* [GOAL OF THE EXERCISE]
In the listing below, locate the lines bearing the word "color". Copy every one of them.

* [DATA TO PROCESS]
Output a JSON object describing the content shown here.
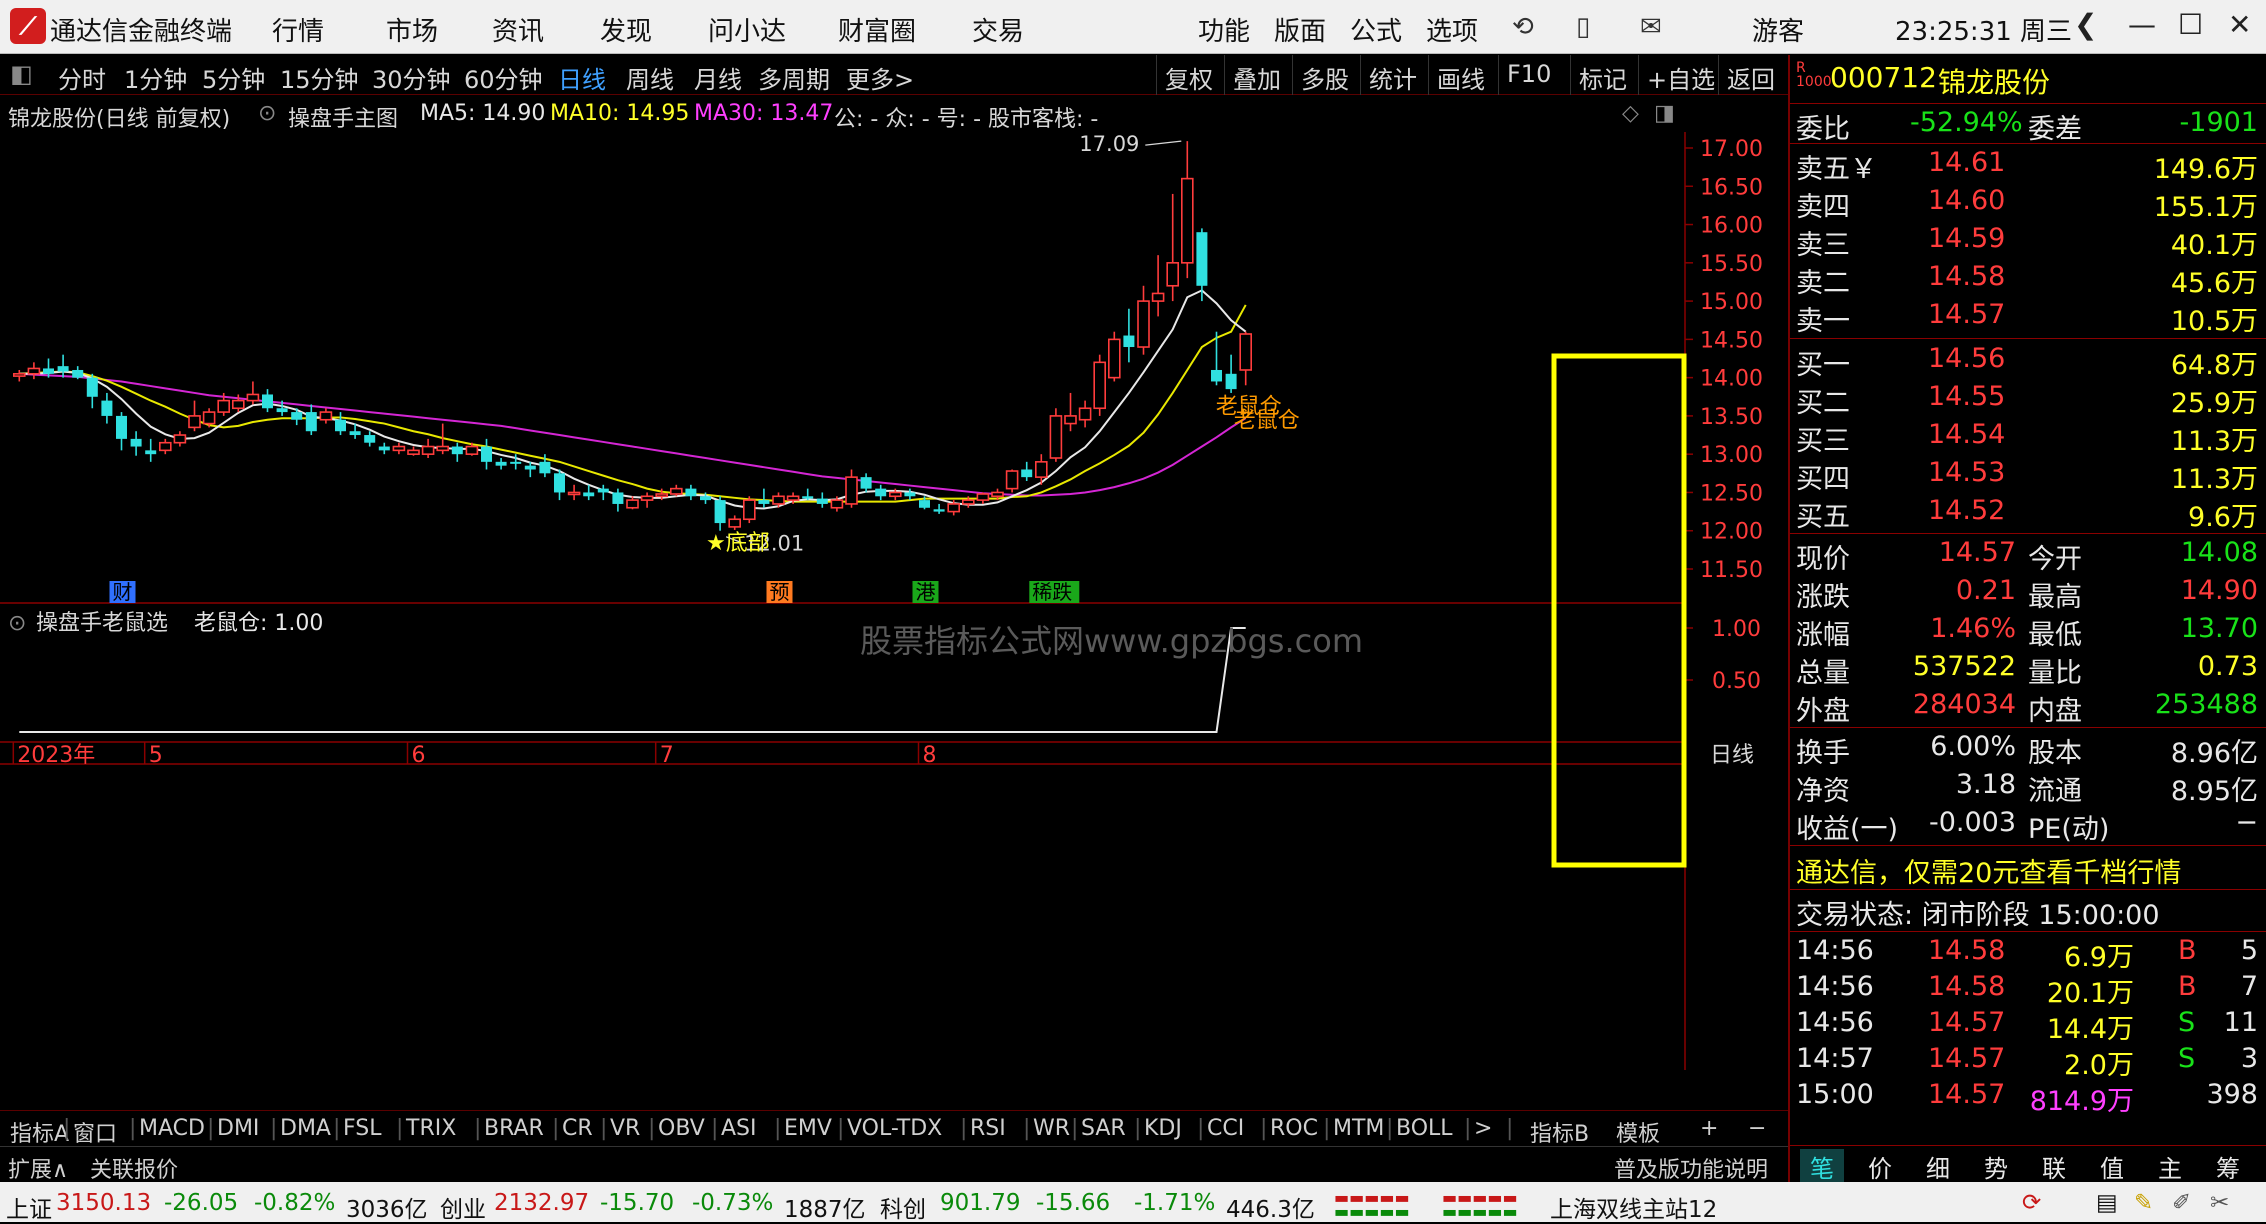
{
  "titlebar": {
    "app_name": "通达信金融终端",
    "menu": [
      "行情",
      "市场",
      "资讯",
      "发现",
      "问小达",
      "财富圈",
      "交易"
    ],
    "menu2": [
      "功能",
      "版面",
      "公式",
      "选项"
    ],
    "user": "游客",
    "clock": "23:25:31 周三"
  },
  "toolbar": {
    "periods": [
      "分时",
      "1分钟",
      "5分钟",
      "15分钟",
      "30分钟",
      "60分钟",
      "日线",
      "周线",
      "月线",
      "多周期",
      "更多>"
    ],
    "active": "日线",
    "right_buttons": [
      "复权",
      "叠加",
      "多股",
      "统计",
      "画线",
      "F10",
      "标记",
      "+自选",
      "返回"
    ]
  },
  "infobar": {
    "stock_title": "锦龙股份(日线 前复权)",
    "main_chart": "操盘手主图",
    "ma5": "MA5: 14.90",
    "ma10": "MA10: 14.95",
    "ma30": "MA30: 13.47",
    "extra": "公: -  众: -  号: -  股市客栈: -"
  },
  "chart_data": {
    "type": "candlestick",
    "y_ticks": [
      "17.00",
      "16.50",
      "16.00",
      "15.50",
      "15.00",
      "14.50",
      "14.00",
      "13.50",
      "13.00",
      "12.50",
      "12.00",
      "11.50"
    ],
    "ylim": [
      11.3,
      17.2
    ],
    "annotations": {
      "high_label": "17.09",
      "low_label": "12.01",
      "bottom_marker": "★底部",
      "signal_label": "老鼠仓",
      "watermark": "股票指标公式网www.gpzbgs.com"
    },
    "event_tags": [
      {
        "label": "财",
        "color": "#3070ff",
        "bar": 7
      },
      {
        "label": "预",
        "color": "#ff7a20",
        "bar": 52
      },
      {
        "label": "港",
        "color": "#1aa81a",
        "bar": 62
      },
      {
        "label": "稀跌",
        "color": "#1aa81a",
        "bar": 70
      }
    ],
    "x_labels": [
      {
        "label": "2023年",
        "bar": 0
      },
      {
        "label": "5",
        "bar": 9
      },
      {
        "label": "6",
        "bar": 27
      },
      {
        "label": "7",
        "bar": 44
      },
      {
        "label": "8",
        "bar": 62
      }
    ],
    "period_label": "日线",
    "indicator": {
      "name": "操盘手老鼠选",
      "series_label": "老鼠仓: 1.00",
      "y_ticks": [
        "1.00",
        "0.50"
      ],
      "values_last": [
        0,
        0,
        1,
        1
      ]
    },
    "candles": [
      [
        14.02,
        14.1,
        13.95,
        14.05
      ],
      [
        14.05,
        14.2,
        13.98,
        14.12
      ],
      [
        14.12,
        14.25,
        14.0,
        14.05
      ],
      [
        14.15,
        14.3,
        14.0,
        14.08
      ],
      [
        14.1,
        14.15,
        13.98,
        14.0
      ],
      [
        14.0,
        14.05,
        13.6,
        13.75
      ],
      [
        13.7,
        13.8,
        13.4,
        13.5
      ],
      [
        13.5,
        13.55,
        13.05,
        13.2
      ],
      [
        13.2,
        13.3,
        12.98,
        13.1
      ],
      [
        13.05,
        13.2,
        12.9,
        13.0
      ],
      [
        13.05,
        13.2,
        13.0,
        13.15
      ],
      [
        13.15,
        13.3,
        13.1,
        13.25
      ],
      [
        13.35,
        13.7,
        13.3,
        13.5
      ],
      [
        13.4,
        13.6,
        13.35,
        13.55
      ],
      [
        13.55,
        13.8,
        13.5,
        13.7
      ],
      [
        13.6,
        13.78,
        13.55,
        13.7
      ],
      [
        13.7,
        13.95,
        13.65,
        13.78
      ],
      [
        13.78,
        13.85,
        13.55,
        13.6
      ],
      [
        13.6,
        13.7,
        13.5,
        13.55
      ],
      [
        13.55,
        13.6,
        13.38,
        13.45
      ],
      [
        13.55,
        13.65,
        13.25,
        13.3
      ],
      [
        13.45,
        13.6,
        13.4,
        13.55
      ],
      [
        13.45,
        13.55,
        13.25,
        13.3
      ],
      [
        13.3,
        13.4,
        13.2,
        13.25
      ],
      [
        13.25,
        13.3,
        13.1,
        13.15
      ],
      [
        13.1,
        13.15,
        13.0,
        13.05
      ],
      [
        13.05,
        13.15,
        13.0,
        13.1
      ],
      [
        13.0,
        13.1,
        12.98,
        13.05
      ],
      [
        13.0,
        13.2,
        12.95,
        13.1
      ],
      [
        13.05,
        13.4,
        13.0,
        13.1
      ],
      [
        13.1,
        13.15,
        12.9,
        13.0
      ],
      [
        13.0,
        13.15,
        12.98,
        13.1
      ],
      [
        13.1,
        13.2,
        12.8,
        12.9
      ],
      [
        12.9,
        12.95,
        12.8,
        12.85
      ],
      [
        12.9,
        13.0,
        12.8,
        12.88
      ],
      [
        12.85,
        12.9,
        12.7,
        12.8
      ],
      [
        12.9,
        13.0,
        12.7,
        12.75
      ],
      [
        12.75,
        12.8,
        12.4,
        12.5
      ],
      [
        12.5,
        12.6,
        12.4,
        12.5
      ],
      [
        12.5,
        12.6,
        12.4,
        12.45
      ],
      [
        12.55,
        12.6,
        12.4,
        12.5
      ],
      [
        12.5,
        12.55,
        12.25,
        12.35
      ],
      [
        12.3,
        12.45,
        12.28,
        12.4
      ],
      [
        12.4,
        12.5,
        12.3,
        12.45
      ],
      [
        12.45,
        12.55,
        12.4,
        12.48
      ],
      [
        12.48,
        12.6,
        12.45,
        12.55
      ],
      [
        12.55,
        12.6,
        12.4,
        12.45
      ],
      [
        12.45,
        12.5,
        12.35,
        12.4
      ],
      [
        12.4,
        12.45,
        12.0,
        12.1
      ],
      [
        12.05,
        12.2,
        12.01,
        12.15
      ],
      [
        12.15,
        12.45,
        12.1,
        12.4
      ],
      [
        12.4,
        12.55,
        12.3,
        12.35
      ],
      [
        12.35,
        12.5,
        12.3,
        12.45
      ],
      [
        12.4,
        12.5,
        12.35,
        12.45
      ],
      [
        12.45,
        12.55,
        12.4,
        12.42
      ],
      [
        12.42,
        12.5,
        12.3,
        12.35
      ],
      [
        12.3,
        12.45,
        12.25,
        12.4
      ],
      [
        12.35,
        12.8,
        12.3,
        12.7
      ],
      [
        12.7,
        12.75,
        12.5,
        12.55
      ],
      [
        12.55,
        12.6,
        12.4,
        12.45
      ],
      [
        12.45,
        12.55,
        12.4,
        12.5
      ],
      [
        12.5,
        12.55,
        12.4,
        12.45
      ],
      [
        12.4,
        12.45,
        12.28,
        12.3
      ],
      [
        12.28,
        12.35,
        12.22,
        12.25
      ],
      [
        12.25,
        12.4,
        12.2,
        12.35
      ],
      [
        12.35,
        12.45,
        12.3,
        12.4
      ],
      [
        12.4,
        12.5,
        12.35,
        12.48
      ],
      [
        12.45,
        12.55,
        12.4,
        12.5
      ],
      [
        12.55,
        12.8,
        12.5,
        12.78
      ],
      [
        12.8,
        12.9,
        12.65,
        12.7
      ],
      [
        12.7,
        13.0,
        12.6,
        12.9
      ],
      [
        12.95,
        13.6,
        12.9,
        13.5
      ],
      [
        13.4,
        13.8,
        13.3,
        13.5
      ],
      [
        13.45,
        13.7,
        13.35,
        13.6
      ],
      [
        13.6,
        14.3,
        13.5,
        14.2
      ],
      [
        14.0,
        14.6,
        13.95,
        14.5
      ],
      [
        14.55,
        14.9,
        14.2,
        14.4
      ],
      [
        14.4,
        15.2,
        14.3,
        15.0
      ],
      [
        15.0,
        15.6,
        14.8,
        15.1
      ],
      [
        15.2,
        16.4,
        15.0,
        15.5
      ],
      [
        15.5,
        17.09,
        15.3,
        16.6
      ],
      [
        15.9,
        15.95,
        15.0,
        15.2
      ],
      [
        14.1,
        14.6,
        13.9,
        13.95
      ],
      [
        14.05,
        14.3,
        13.8,
        13.85
      ],
      [
        14.1,
        14.6,
        13.9,
        14.57
      ]
    ],
    "ma5": [
      14.05,
      14.05,
      14.06,
      14.08,
      14.06,
      13.99,
      13.88,
      13.72,
      13.53,
      13.36,
      13.26,
      13.2,
      13.21,
      13.28,
      13.41,
      13.54,
      13.64,
      13.66,
      13.63,
      13.58,
      13.49,
      13.47,
      13.44,
      13.39,
      13.32,
      13.23,
      13.17,
      13.12,
      13.09,
      13.08,
      13.07,
      13.07,
      13.04,
      12.99,
      12.95,
      12.89,
      12.85,
      12.78,
      12.68,
      12.6,
      12.53,
      12.47,
      12.44,
      12.43,
      12.43,
      12.45,
      12.47,
      12.46,
      12.39,
      12.33,
      12.3,
      12.29,
      12.32,
      12.39,
      12.41,
      12.4,
      12.41,
      12.47,
      12.51,
      12.52,
      12.52,
      12.51,
      12.47,
      12.41,
      12.36,
      12.34,
      12.34,
      12.37,
      12.45,
      12.53,
      12.63,
      12.78,
      12.96,
      13.09,
      13.3,
      13.55,
      13.8,
      14.07,
      14.35,
      14.63,
      15.05,
      15.14,
      14.97,
      14.75,
      14.6
    ],
    "ma10": [
      14.05,
      14.06,
      14.07,
      14.08,
      14.07,
      14.02,
      13.96,
      13.88,
      13.79,
      13.7,
      13.62,
      13.53,
      13.45,
      13.38,
      13.35,
      13.37,
      13.42,
      13.45,
      13.47,
      13.47,
      13.47,
      13.48,
      13.48,
      13.46,
      13.43,
      13.4,
      13.35,
      13.3,
      13.26,
      13.21,
      13.17,
      13.13,
      13.1,
      13.06,
      13.02,
      12.98,
      12.94,
      12.9,
      12.84,
      12.78,
      12.72,
      12.66,
      12.61,
      12.55,
      12.51,
      12.49,
      12.48,
      12.47,
      12.45,
      12.43,
      12.41,
      12.4,
      12.39,
      12.38,
      12.38,
      12.38,
      12.38,
      12.38,
      12.38,
      12.38,
      12.38,
      12.4,
      12.42,
      12.42,
      12.42,
      12.42,
      12.42,
      12.42,
      12.44,
      12.45,
      12.5,
      12.58,
      12.67,
      12.78,
      12.88,
      12.99,
      13.11,
      13.28,
      13.52,
      13.8,
      14.1,
      14.4,
      14.52,
      14.6,
      14.95
    ],
    "ma30": [
      14.05,
      14.04,
      14.03,
      14.02,
      14.01,
      13.99,
      13.97,
      13.95,
      13.92,
      13.89,
      13.86,
      13.83,
      13.8,
      13.77,
      13.75,
      13.73,
      13.71,
      13.69,
      13.67,
      13.65,
      13.63,
      13.61,
      13.59,
      13.57,
      13.55,
      13.53,
      13.51,
      13.49,
      13.47,
      13.45,
      13.43,
      13.41,
      13.39,
      13.37,
      13.34,
      13.31,
      13.28,
      13.25,
      13.22,
      13.19,
      13.16,
      13.13,
      13.1,
      13.07,
      13.04,
      13.01,
      12.98,
      12.95,
      12.92,
      12.89,
      12.86,
      12.83,
      12.8,
      12.77,
      12.74,
      12.71,
      12.69,
      12.67,
      12.65,
      12.63,
      12.61,
      12.59,
      12.57,
      12.55,
      12.53,
      12.51,
      12.49,
      12.48,
      12.47,
      12.46,
      12.46,
      12.47,
      12.48,
      12.5,
      12.53,
      12.57,
      12.62,
      12.68,
      12.76,
      12.86,
      12.98,
      13.1,
      13.22,
      13.35,
      13.47
    ]
  },
  "bottomtabs": {
    "items": [
      "指标A",
      "窗口",
      "MACD",
      "DMI",
      "DMA",
      "FSL",
      "TRIX",
      "BRAR",
      "CR",
      "VR",
      "OBV",
      "ASI",
      "EMV",
      "VOL-TDX",
      "RSI",
      "WR",
      "SAR",
      "KDJ",
      "CCI",
      "ROC",
      "MTM",
      "BOLL",
      ">"
    ],
    "right": [
      "指标B",
      "模板",
      "+",
      "−"
    ]
  },
  "bottombar2": {
    "left": "扩展∧",
    "left2": "关联报价",
    "right": "普及版功能说明"
  },
  "rightpanel": {
    "code": "000712",
    "name": "锦龙股份",
    "weibi_label": "委比",
    "weibi": "-52.94%",
    "weicha_label": "委差",
    "weicha": "-1901",
    "sell": [
      {
        "l": "卖五￥",
        "p": "14.61",
        "v": "149.6万"
      },
      {
        "l": "卖四",
        "p": "14.60",
        "v": "155.1万"
      },
      {
        "l": "卖三",
        "p": "14.59",
        "v": "40.1万"
      },
      {
        "l": "卖二",
        "p": "14.58",
        "v": "45.6万"
      },
      {
        "l": "卖一",
        "p": "14.57",
        "v": "10.5万"
      }
    ],
    "buy": [
      {
        "l": "买一",
        "p": "14.56",
        "v": "64.8万"
      },
      {
        "l": "买二",
        "p": "14.55",
        "v": "25.9万"
      },
      {
        "l": "买三",
        "p": "14.54",
        "v": "11.3万"
      },
      {
        "l": "买四",
        "p": "14.53",
        "v": "11.3万"
      },
      {
        "l": "买五",
        "p": "14.52",
        "v": "9.6万"
      }
    ],
    "stats": [
      {
        "l1": "现价",
        "v1": "14.57",
        "c1": "red",
        "l2": "今开",
        "v2": "14.08",
        "c2": "green"
      },
      {
        "l1": "涨跌",
        "v1": "0.21",
        "c1": "red",
        "l2": "最高",
        "v2": "14.90",
        "c2": "red"
      },
      {
        "l1": "涨幅",
        "v1": "1.46%",
        "c1": "red",
        "l2": "最低",
        "v2": "13.70",
        "c2": "green"
      },
      {
        "l1": "总量",
        "v1": "537522",
        "c1": "yellow",
        "l2": "量比",
        "v2": "0.73",
        "c2": "yellow"
      },
      {
        "l1": "外盘",
        "v1": "284034",
        "c1": "red",
        "l2": "内盘",
        "v2": "253488",
        "c2": "green"
      }
    ],
    "stats2": [
      {
        "l1": "换手",
        "v1": "6.00%",
        "l2": "股本",
        "v2": "8.96亿"
      },
      {
        "l1": "净资",
        "v1": "3.18",
        "l2": "流通",
        "v2": "8.95亿"
      },
      {
        "l1": "收益(一)",
        "v1": "-0.003",
        "l2": "PE(动)",
        "v2": "−"
      }
    ],
    "ad": "通达信，仅需20元查看千档行情",
    "trade_state": "交易状态: 闭市阶段 15:00:00",
    "ticks": [
      {
        "t": "14:56",
        "p": "14.58",
        "v": "6.9万",
        "s": "B",
        "n": "5"
      },
      {
        "t": "14:56",
        "p": "14.58",
        "v": "20.1万",
        "s": "B",
        "n": "7"
      },
      {
        "t": "14:56",
        "p": "14.57",
        "v": "14.4万",
        "s": "S",
        "n": "11"
      },
      {
        "t": "14:57",
        "p": "14.57",
        "v": "2.0万",
        "s": "S",
        "n": "3"
      },
      {
        "t": "15:00",
        "p": "14.57",
        "v": "814.9万",
        "s": "",
        "n": "398"
      }
    ],
    "tabs": [
      "笔",
      "价",
      "细",
      "势",
      "联",
      "值",
      "主",
      "筹"
    ]
  },
  "statusbar": {
    "sh_name": "上证",
    "sh_val": "3150.13",
    "sh_chg": "-26.05",
    "sh_pct": "-0.82%",
    "sh_amt": "3036亿",
    "cy_name": "创业",
    "cy_val": "2132.97",
    "cy_chg": "-15.70",
    "cy_pct": "-0.73%",
    "cy_amt": "1887亿",
    "kc_name": "科创",
    "kc_val": "901.79",
    "kc_chg": "-15.66",
    "kc_pct": "-1.71%",
    "kc_amt": "446.3亿",
    "server": "上海双线主站12"
  }
}
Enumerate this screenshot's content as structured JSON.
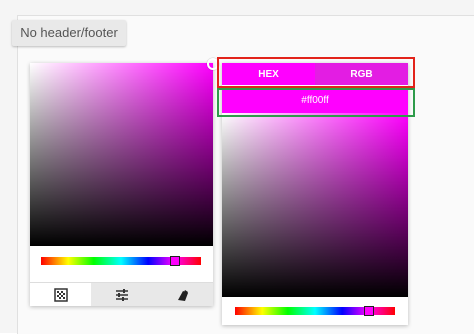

* [FULL SOLUTION]
        "color": "#3070ff",
        "color": "#ff7a20",
        "color": "#1aa81a",
        "color": "#1aa81a",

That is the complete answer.